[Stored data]
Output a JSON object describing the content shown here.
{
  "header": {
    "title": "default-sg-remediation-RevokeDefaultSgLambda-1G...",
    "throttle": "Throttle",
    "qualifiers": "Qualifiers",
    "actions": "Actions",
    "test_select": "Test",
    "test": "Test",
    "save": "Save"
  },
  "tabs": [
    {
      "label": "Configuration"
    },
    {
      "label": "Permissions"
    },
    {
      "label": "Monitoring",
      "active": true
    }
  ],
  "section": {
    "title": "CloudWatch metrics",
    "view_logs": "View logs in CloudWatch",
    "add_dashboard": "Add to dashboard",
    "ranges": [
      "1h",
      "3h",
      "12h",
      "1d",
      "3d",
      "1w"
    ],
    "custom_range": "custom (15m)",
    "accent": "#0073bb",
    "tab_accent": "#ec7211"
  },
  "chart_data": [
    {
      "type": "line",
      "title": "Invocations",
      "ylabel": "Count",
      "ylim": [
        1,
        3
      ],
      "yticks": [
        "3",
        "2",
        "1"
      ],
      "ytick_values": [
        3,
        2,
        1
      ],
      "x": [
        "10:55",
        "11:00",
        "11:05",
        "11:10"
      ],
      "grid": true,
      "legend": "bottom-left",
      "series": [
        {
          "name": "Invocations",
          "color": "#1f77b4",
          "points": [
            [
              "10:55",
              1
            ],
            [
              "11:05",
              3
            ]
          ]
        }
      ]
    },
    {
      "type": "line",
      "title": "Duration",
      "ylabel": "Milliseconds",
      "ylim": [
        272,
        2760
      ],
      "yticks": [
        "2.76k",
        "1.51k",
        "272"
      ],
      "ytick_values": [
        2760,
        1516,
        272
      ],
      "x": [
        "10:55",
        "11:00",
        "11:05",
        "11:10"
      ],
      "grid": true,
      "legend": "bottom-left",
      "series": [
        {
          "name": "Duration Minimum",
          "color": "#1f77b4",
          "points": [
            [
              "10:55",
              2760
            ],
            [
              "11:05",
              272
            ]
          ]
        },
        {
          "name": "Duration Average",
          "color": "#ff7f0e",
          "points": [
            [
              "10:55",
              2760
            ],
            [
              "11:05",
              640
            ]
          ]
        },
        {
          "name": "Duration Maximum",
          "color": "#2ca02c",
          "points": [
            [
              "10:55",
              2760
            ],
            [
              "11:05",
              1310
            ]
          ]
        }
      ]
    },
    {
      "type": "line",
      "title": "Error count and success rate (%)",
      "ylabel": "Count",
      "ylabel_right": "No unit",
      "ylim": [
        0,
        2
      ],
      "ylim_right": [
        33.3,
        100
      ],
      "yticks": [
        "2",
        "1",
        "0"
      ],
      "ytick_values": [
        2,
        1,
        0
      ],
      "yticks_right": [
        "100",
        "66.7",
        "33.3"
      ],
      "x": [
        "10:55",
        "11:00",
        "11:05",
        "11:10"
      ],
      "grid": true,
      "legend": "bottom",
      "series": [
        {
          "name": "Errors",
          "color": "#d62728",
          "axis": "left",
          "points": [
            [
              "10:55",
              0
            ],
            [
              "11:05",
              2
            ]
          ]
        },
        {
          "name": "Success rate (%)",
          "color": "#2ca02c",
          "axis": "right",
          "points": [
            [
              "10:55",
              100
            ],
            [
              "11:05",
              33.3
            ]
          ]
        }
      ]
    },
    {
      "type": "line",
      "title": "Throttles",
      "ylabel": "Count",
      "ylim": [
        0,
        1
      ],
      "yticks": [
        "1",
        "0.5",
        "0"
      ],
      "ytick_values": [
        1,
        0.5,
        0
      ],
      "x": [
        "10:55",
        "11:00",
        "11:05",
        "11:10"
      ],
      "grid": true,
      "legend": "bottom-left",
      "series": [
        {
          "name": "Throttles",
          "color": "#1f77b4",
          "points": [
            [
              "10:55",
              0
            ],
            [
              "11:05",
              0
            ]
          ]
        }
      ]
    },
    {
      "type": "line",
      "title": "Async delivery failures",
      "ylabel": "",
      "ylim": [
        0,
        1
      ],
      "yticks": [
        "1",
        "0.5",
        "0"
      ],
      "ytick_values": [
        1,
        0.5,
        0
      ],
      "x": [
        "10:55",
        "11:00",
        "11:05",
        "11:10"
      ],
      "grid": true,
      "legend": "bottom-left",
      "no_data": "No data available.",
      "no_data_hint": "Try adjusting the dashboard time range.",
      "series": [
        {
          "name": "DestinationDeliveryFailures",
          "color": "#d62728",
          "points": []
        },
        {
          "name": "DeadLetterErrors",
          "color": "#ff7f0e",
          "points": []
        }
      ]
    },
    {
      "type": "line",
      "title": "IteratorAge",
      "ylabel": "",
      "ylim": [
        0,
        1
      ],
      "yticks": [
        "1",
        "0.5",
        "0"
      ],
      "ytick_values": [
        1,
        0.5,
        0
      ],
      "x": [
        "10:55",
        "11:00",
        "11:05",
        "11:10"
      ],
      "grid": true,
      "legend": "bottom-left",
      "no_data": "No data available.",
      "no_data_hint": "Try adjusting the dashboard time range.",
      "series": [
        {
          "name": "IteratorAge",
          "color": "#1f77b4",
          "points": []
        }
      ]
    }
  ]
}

§ Exercise aim
The records above should be repeated in full, exactly as given.

§ Finished task
Output a JSON object describing the content shown here.
{
  "header": {
    "title": "default-sg-remediation-RevokeDefaultSgLambda-1G...",
    "throttle": "Throttle",
    "qualifiers": "Qualifiers",
    "actions": "Actions",
    "test_select": "Test",
    "test": "Test",
    "save": "Save"
  },
  "tabs": [
    {
      "label": "Configuration"
    },
    {
      "label": "Permissions"
    },
    {
      "label": "Monitoring",
      "active": true
    }
  ],
  "section": {
    "title": "CloudWatch metrics",
    "view_logs": "View logs in CloudWatch",
    "add_dashboard": "Add to dashboard",
    "ranges": [
      "1h",
      "3h",
      "12h",
      "1d",
      "3d",
      "1w"
    ],
    "custom_range": "custom (15m)",
    "accent": "#0073bb",
    "tab_accent": "#ec7211"
  },
  "chart_data": [
    {
      "type": "line",
      "title": "Invocations",
      "ylabel": "Count",
      "ylim": [
        1,
        3
      ],
      "yticks": [
        "3",
        "2",
        "1"
      ],
      "ytick_values": [
        3,
        2,
        1
      ],
      "x": [
        "10:55",
        "11:00",
        "11:05",
        "11:10"
      ],
      "grid": true,
      "legend": "bottom-left",
      "series": [
        {
          "name": "Invocations",
          "color": "#1f77b4",
          "points": [
            [
              "10:55",
              1
            ],
            [
              "11:05",
              3
            ]
          ]
        }
      ]
    },
    {
      "type": "line",
      "title": "Duration",
      "ylabel": "Milliseconds",
      "ylim": [
        272,
        2760
      ],
      "yticks": [
        "2.76k",
        "1.51k",
        "272"
      ],
      "ytick_values": [
        2760,
        1516,
        272
      ],
      "x": [
        "10:55",
        "11:00",
        "11:05",
        "11:10"
      ],
      "grid": true,
      "legend": "bottom-left",
      "series": [
        {
          "name": "Duration Minimum",
          "color": "#1f77b4",
          "points": [
            [
              "10:55",
              2760
            ],
            [
              "11:05",
              272
            ]
          ]
        },
        {
          "name": "Duration Average",
          "color": "#ff7f0e",
          "points": [
            [
              "10:55",
              2760
            ],
            [
              "11:05",
              640
            ]
          ]
        },
        {
          "name": "Duration Maximum",
          "color": "#2ca02c",
          "points": [
            [
              "10:55",
              2760
            ],
            [
              "11:05",
              1310
            ]
          ]
        }
      ]
    },
    {
      "type": "line",
      "title": "Error count and success rate (%)",
      "ylabel": "Count",
      "ylabel_right": "No unit",
      "ylim": [
        0,
        2
      ],
      "ylim_right": [
        33.3,
        100
      ],
      "yticks": [
        "2",
        "1",
        "0"
      ],
      "ytick_values": [
        2,
        1,
        0
      ],
      "yticks_right": [
        "100",
        "66.7",
        "33.3"
      ],
      "x": [
        "10:55",
        "11:00",
        "11:05",
        "11:10"
      ],
      "grid": true,
      "legend": "bottom",
      "series": [
        {
          "name": "Errors",
          "color": "#d62728",
          "axis": "left",
          "points": [
            [
              "10:55",
              0
            ],
            [
              "11:05",
              2
            ]
          ]
        },
        {
          "name": "Success rate (%)",
          "color": "#2ca02c",
          "axis": "right",
          "points": [
            [
              "10:55",
              100
            ],
            [
              "11:05",
              33.3
            ]
          ]
        }
      ]
    },
    {
      "type": "line",
      "title": "Throttles",
      "ylabel": "Count",
      "ylim": [
        0,
        1
      ],
      "yticks": [
        "1",
        "0.5",
        "0"
      ],
      "ytick_values": [
        1,
        0.5,
        0
      ],
      "x": [
        "10:55",
        "11:00",
        "11:05",
        "11:10"
      ],
      "grid": true,
      "legend": "bottom-left",
      "series": [
        {
          "name": "Throttles",
          "color": "#1f77b4",
          "points": [
            [
              "10:55",
              0
            ],
            [
              "11:05",
              0
            ]
          ]
        }
      ]
    },
    {
      "type": "line",
      "title": "Async delivery failures",
      "ylabel": "",
      "ylim": [
        0,
        1
      ],
      "yticks": [
        "1",
        "0.5",
        "0"
      ],
      "ytick_values": [
        1,
        0.5,
        0
      ],
      "x": [
        "10:55",
        "11:00",
        "11:05",
        "11:10"
      ],
      "grid": true,
      "legend": "bottom-left",
      "no_data": "No data available.",
      "no_data_hint": "Try adjusting the dashboard time range.",
      "series": [
        {
          "name": "DestinationDeliveryFailures",
          "color": "#d62728",
          "points": []
        },
        {
          "name": "DeadLetterErrors",
          "color": "#ff7f0e",
          "points": []
        }
      ]
    },
    {
      "type": "line",
      "title": "IteratorAge",
      "ylabel": "",
      "ylim": [
        0,
        1
      ],
      "yticks": [
        "1",
        "0.5",
        "0"
      ],
      "ytick_values": [
        1,
        0.5,
        0
      ],
      "x": [
        "10:55",
        "11:00",
        "11:05",
        "11:10"
      ],
      "grid": true,
      "legend": "bottom-left",
      "no_data": "No data available.",
      "no_data_hint": "Try adjusting the dashboard time range.",
      "series": [
        {
          "name": "IteratorAge",
          "color": "#1f77b4",
          "points": []
        }
      ]
    }
  ]
}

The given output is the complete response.